▶ [Directive]
Sort through the entries below and pull out lines containing the word "name".

▶ [Dataset content]
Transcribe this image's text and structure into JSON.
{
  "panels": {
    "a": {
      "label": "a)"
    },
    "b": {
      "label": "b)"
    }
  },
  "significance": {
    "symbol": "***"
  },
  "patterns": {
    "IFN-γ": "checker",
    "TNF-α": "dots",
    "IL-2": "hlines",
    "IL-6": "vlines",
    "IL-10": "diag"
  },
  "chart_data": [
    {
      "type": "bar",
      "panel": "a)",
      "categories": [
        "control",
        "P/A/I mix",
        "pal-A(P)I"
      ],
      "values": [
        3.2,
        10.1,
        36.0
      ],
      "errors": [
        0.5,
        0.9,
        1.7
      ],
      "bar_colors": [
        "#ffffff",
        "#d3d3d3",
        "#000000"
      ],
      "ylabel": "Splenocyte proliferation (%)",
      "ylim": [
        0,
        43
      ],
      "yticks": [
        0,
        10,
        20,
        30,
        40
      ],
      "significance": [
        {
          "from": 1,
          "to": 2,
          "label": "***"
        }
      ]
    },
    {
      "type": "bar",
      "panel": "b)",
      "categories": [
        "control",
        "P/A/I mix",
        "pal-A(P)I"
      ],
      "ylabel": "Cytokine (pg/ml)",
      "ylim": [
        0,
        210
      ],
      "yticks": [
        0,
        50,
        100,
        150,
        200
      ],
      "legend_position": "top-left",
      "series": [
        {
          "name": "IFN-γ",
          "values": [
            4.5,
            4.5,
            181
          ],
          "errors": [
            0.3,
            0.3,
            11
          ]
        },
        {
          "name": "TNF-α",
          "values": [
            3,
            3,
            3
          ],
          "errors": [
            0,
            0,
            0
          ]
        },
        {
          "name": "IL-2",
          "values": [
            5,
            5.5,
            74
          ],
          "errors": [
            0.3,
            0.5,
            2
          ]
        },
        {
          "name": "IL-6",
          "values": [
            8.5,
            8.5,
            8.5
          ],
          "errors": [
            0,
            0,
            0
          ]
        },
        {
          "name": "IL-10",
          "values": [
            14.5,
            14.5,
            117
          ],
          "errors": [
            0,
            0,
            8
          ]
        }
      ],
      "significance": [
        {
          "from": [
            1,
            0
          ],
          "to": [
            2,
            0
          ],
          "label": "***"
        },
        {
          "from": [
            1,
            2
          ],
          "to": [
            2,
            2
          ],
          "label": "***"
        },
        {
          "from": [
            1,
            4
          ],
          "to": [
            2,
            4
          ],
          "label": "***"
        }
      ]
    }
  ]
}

==

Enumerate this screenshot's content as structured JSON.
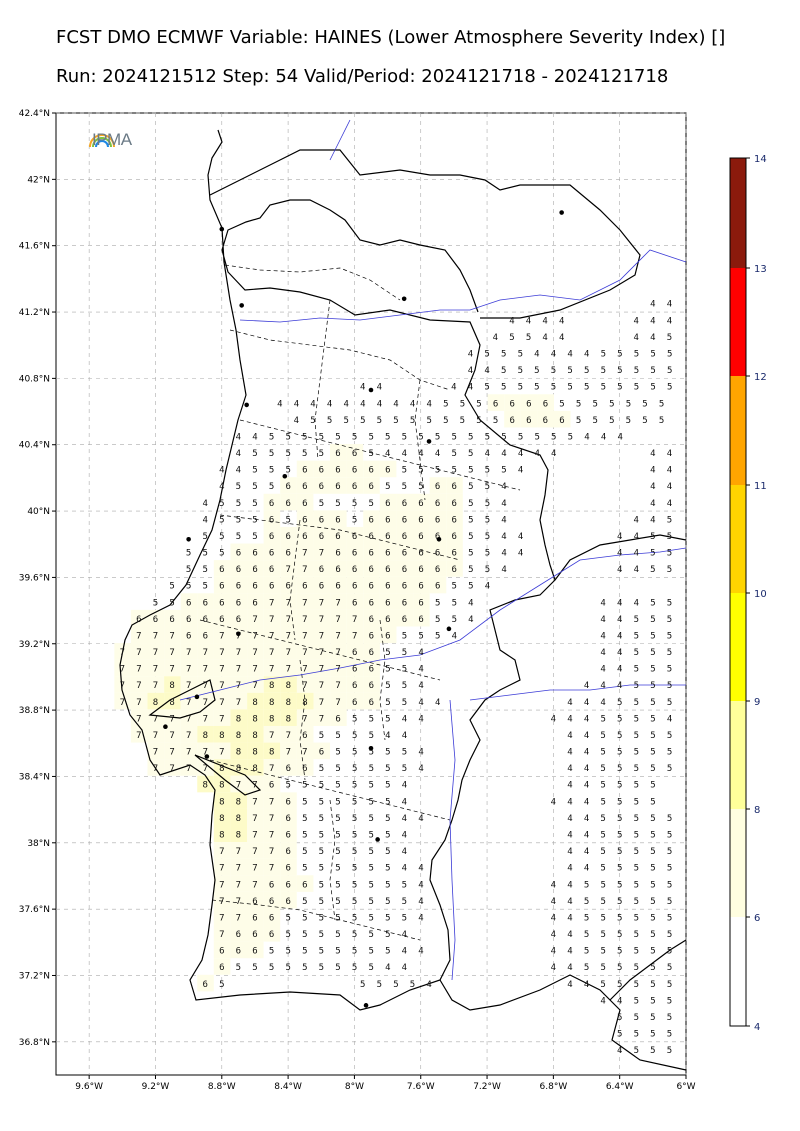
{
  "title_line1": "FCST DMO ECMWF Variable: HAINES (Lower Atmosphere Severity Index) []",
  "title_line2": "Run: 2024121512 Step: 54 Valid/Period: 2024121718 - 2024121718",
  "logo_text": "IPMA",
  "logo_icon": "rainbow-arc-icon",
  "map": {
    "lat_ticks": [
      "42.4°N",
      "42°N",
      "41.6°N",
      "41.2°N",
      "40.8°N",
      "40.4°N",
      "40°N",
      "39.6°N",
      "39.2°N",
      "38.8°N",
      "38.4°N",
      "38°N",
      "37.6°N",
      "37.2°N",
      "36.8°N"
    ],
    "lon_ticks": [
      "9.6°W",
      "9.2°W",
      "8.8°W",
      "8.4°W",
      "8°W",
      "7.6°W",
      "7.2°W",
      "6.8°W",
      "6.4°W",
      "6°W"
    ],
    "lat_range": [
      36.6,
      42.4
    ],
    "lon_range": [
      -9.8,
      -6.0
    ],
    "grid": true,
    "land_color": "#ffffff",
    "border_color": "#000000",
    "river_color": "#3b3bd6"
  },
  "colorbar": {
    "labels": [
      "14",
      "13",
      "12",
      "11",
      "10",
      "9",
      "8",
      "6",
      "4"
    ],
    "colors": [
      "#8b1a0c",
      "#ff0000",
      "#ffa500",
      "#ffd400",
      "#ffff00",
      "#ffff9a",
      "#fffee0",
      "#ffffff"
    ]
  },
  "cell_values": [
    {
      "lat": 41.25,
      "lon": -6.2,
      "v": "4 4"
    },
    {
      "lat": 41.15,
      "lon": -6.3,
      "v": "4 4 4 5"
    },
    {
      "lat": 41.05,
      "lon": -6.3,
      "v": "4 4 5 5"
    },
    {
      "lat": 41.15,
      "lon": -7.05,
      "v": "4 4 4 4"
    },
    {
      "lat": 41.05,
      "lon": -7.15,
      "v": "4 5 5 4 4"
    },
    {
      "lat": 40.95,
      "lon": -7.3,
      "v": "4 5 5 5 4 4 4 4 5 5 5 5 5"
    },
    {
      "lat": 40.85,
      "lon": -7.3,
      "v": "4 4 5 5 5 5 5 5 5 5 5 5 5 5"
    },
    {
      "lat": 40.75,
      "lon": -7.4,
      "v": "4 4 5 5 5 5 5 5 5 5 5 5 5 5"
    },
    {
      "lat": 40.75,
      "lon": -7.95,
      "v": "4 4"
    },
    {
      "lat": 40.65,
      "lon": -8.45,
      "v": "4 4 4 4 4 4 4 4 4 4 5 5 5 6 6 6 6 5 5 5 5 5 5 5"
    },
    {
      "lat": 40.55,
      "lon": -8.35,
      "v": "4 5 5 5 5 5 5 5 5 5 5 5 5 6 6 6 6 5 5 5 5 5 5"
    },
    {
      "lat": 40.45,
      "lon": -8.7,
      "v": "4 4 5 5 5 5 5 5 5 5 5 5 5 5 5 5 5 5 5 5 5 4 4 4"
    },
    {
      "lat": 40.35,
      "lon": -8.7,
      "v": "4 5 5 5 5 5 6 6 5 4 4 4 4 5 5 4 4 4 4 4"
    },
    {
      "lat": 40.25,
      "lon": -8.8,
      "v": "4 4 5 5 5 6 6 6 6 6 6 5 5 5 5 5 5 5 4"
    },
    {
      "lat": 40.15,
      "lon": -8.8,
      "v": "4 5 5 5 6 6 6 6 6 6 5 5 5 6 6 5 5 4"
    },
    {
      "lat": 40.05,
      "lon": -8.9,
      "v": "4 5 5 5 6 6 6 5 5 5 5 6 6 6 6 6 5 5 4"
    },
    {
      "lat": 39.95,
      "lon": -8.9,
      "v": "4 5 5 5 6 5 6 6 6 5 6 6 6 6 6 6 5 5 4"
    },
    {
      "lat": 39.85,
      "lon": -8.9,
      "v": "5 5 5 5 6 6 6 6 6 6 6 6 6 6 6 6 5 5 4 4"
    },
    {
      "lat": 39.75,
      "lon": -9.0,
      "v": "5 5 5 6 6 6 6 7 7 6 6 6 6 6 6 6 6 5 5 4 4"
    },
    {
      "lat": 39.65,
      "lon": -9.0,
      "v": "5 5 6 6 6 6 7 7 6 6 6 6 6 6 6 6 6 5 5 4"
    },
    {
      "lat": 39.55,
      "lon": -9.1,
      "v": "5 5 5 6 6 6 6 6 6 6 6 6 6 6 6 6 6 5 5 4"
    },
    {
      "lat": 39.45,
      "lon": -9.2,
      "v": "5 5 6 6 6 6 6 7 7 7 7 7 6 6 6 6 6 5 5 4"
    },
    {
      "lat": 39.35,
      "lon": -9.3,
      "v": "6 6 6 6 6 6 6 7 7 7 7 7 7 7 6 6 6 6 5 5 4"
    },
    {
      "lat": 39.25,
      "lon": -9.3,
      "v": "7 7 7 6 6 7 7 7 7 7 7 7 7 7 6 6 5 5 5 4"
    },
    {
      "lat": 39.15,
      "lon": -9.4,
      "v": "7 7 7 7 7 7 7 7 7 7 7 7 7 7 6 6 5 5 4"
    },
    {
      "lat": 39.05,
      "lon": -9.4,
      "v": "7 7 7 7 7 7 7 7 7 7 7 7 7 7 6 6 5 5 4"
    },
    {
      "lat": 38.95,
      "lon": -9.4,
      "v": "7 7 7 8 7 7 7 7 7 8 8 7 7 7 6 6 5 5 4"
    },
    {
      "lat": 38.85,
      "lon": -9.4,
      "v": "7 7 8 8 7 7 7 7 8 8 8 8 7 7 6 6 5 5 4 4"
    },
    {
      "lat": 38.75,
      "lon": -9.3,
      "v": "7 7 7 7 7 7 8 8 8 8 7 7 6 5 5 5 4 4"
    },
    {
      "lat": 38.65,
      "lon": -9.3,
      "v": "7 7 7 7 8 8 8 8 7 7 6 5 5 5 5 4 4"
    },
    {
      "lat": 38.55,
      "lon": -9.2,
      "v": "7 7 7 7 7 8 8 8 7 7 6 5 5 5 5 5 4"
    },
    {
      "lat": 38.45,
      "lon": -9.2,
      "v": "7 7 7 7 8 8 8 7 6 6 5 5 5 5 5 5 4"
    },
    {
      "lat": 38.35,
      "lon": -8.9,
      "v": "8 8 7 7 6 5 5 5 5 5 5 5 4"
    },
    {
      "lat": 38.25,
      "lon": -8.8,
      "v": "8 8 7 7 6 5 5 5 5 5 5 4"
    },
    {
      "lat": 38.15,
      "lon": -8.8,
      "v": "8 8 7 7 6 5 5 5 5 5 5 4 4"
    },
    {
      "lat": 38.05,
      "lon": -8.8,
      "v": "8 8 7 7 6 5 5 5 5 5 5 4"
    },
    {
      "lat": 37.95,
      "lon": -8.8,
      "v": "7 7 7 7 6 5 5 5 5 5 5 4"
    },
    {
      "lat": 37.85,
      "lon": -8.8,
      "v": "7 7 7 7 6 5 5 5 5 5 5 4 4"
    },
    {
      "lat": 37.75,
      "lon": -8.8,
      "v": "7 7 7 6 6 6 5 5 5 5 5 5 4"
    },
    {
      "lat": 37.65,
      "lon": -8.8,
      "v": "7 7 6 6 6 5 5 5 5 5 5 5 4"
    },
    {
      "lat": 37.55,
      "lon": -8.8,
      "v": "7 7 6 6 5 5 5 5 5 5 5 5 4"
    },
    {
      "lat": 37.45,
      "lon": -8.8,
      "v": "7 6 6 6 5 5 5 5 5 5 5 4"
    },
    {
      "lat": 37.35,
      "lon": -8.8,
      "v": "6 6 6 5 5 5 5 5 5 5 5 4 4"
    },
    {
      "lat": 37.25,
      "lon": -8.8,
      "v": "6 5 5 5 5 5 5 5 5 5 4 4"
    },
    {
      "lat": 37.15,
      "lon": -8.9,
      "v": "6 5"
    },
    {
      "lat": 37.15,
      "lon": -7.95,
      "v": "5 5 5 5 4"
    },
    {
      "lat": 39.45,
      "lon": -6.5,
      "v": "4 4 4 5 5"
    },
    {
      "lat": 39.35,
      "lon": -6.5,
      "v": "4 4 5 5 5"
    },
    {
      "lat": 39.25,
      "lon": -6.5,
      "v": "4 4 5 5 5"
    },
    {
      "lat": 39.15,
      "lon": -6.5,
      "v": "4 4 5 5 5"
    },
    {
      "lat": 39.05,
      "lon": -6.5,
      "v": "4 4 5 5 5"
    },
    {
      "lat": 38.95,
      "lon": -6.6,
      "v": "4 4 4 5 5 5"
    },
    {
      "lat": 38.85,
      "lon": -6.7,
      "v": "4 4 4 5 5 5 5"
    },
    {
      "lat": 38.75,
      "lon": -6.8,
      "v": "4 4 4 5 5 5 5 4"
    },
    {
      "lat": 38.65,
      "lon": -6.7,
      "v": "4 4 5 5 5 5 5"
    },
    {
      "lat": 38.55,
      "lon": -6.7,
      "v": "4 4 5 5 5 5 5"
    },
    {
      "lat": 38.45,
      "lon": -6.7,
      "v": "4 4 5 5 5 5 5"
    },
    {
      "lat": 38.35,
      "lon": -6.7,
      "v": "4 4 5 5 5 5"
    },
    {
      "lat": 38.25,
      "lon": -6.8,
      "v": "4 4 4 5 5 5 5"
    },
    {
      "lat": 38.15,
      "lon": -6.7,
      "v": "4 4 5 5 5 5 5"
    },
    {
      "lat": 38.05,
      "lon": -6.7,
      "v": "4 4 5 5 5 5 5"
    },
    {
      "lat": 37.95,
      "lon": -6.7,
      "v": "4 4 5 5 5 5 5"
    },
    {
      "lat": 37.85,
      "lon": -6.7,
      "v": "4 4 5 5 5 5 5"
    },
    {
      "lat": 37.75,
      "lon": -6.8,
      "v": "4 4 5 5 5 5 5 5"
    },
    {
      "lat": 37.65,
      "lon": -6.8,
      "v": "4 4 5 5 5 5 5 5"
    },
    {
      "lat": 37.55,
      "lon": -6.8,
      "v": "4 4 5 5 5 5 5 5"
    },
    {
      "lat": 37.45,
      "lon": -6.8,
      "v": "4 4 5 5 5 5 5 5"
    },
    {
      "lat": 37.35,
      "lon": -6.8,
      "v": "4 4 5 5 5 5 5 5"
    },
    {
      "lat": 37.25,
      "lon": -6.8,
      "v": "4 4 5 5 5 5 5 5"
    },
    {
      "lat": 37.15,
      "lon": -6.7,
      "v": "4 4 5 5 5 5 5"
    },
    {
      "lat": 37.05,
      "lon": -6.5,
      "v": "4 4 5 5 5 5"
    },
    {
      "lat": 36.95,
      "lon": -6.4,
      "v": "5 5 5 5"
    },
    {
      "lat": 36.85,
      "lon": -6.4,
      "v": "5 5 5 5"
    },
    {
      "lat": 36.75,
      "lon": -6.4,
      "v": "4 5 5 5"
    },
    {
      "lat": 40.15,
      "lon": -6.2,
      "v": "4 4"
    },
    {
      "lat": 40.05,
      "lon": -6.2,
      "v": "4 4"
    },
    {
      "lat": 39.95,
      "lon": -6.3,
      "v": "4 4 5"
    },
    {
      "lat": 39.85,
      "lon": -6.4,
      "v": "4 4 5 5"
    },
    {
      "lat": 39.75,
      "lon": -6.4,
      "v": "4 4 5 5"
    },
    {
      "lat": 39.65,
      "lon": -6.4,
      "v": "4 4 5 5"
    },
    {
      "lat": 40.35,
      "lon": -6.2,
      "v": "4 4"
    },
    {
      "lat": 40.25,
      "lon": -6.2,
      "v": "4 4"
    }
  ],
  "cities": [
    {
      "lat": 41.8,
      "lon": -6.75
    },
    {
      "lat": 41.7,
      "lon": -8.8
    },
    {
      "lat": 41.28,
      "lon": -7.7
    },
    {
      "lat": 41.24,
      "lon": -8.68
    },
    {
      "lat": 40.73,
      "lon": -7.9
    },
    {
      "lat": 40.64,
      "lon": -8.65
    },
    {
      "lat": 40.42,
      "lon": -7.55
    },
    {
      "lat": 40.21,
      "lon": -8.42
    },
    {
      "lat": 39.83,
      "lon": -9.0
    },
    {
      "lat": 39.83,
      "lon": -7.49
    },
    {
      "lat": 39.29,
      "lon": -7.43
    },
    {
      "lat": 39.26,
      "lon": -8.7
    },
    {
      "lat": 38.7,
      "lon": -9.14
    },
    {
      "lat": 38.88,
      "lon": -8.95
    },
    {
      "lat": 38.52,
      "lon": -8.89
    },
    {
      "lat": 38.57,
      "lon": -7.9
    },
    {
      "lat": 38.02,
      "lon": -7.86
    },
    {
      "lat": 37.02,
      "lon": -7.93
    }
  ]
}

* * *

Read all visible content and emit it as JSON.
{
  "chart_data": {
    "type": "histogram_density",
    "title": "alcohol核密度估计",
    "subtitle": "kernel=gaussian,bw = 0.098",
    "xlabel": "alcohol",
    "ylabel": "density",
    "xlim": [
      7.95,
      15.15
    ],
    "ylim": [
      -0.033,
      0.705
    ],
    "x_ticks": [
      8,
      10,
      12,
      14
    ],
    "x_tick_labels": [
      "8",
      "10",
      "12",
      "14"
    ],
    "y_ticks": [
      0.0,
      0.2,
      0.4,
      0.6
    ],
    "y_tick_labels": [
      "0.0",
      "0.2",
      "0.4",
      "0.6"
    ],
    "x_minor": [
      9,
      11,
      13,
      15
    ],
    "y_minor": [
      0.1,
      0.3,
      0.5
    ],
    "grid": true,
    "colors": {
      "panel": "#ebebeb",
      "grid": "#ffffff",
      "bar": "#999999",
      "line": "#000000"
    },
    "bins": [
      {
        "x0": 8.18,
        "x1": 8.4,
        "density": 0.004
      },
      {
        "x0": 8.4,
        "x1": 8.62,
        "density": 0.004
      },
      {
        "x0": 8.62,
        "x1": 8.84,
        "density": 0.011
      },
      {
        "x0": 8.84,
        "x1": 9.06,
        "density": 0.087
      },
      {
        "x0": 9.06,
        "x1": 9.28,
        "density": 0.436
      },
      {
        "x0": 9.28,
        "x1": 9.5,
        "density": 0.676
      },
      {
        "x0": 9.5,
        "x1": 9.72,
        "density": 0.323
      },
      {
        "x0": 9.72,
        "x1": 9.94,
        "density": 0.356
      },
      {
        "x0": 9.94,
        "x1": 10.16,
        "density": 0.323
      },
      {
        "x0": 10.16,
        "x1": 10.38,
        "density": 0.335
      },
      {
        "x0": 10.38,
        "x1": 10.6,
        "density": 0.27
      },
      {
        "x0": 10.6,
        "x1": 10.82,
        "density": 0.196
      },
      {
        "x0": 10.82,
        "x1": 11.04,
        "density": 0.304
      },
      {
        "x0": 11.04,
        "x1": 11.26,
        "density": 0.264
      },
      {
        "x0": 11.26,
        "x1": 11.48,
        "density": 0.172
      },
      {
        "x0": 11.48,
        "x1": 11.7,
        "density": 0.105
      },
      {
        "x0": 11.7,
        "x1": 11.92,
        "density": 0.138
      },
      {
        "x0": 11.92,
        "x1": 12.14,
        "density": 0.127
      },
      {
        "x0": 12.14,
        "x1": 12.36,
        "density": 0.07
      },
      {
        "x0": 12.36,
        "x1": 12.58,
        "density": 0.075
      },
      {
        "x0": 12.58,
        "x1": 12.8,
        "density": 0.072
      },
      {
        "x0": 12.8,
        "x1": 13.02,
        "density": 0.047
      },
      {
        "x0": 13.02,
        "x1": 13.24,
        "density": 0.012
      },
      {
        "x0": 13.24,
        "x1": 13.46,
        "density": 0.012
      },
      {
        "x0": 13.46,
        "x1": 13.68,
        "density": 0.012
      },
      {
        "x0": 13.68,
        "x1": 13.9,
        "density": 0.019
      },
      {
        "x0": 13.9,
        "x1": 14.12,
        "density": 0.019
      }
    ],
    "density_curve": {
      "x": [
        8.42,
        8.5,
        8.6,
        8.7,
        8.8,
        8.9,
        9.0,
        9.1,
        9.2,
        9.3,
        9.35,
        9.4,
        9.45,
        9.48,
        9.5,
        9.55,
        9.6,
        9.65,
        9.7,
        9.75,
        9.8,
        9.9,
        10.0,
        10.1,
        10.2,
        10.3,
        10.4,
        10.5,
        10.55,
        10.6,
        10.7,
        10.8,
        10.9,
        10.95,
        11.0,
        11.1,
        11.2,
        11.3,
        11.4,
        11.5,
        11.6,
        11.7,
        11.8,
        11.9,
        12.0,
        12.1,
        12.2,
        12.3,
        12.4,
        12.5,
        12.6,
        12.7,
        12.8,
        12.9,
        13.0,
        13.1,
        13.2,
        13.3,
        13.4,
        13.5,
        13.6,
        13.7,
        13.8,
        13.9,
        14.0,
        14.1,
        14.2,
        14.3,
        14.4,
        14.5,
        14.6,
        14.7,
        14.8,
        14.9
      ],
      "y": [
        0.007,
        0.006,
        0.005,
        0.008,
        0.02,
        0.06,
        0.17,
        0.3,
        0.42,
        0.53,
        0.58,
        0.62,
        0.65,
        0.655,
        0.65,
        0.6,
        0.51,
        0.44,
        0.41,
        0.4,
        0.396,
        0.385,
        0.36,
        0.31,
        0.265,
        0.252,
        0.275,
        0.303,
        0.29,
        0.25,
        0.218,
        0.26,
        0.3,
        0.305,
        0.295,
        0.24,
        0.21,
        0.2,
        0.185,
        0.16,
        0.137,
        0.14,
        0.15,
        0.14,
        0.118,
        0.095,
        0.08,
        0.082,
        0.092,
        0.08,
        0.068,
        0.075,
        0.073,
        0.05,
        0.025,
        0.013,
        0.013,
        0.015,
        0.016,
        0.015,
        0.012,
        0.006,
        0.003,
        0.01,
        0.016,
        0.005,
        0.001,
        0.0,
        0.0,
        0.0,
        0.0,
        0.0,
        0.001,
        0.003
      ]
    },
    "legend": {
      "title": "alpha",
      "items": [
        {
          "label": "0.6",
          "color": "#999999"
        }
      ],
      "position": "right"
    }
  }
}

▶ [Task answer]
          "name": "IFN-γ",
          "name": "TNF-α",
          "name": "IL-2",
          "name": "IL-6",
          "name": "IL-10",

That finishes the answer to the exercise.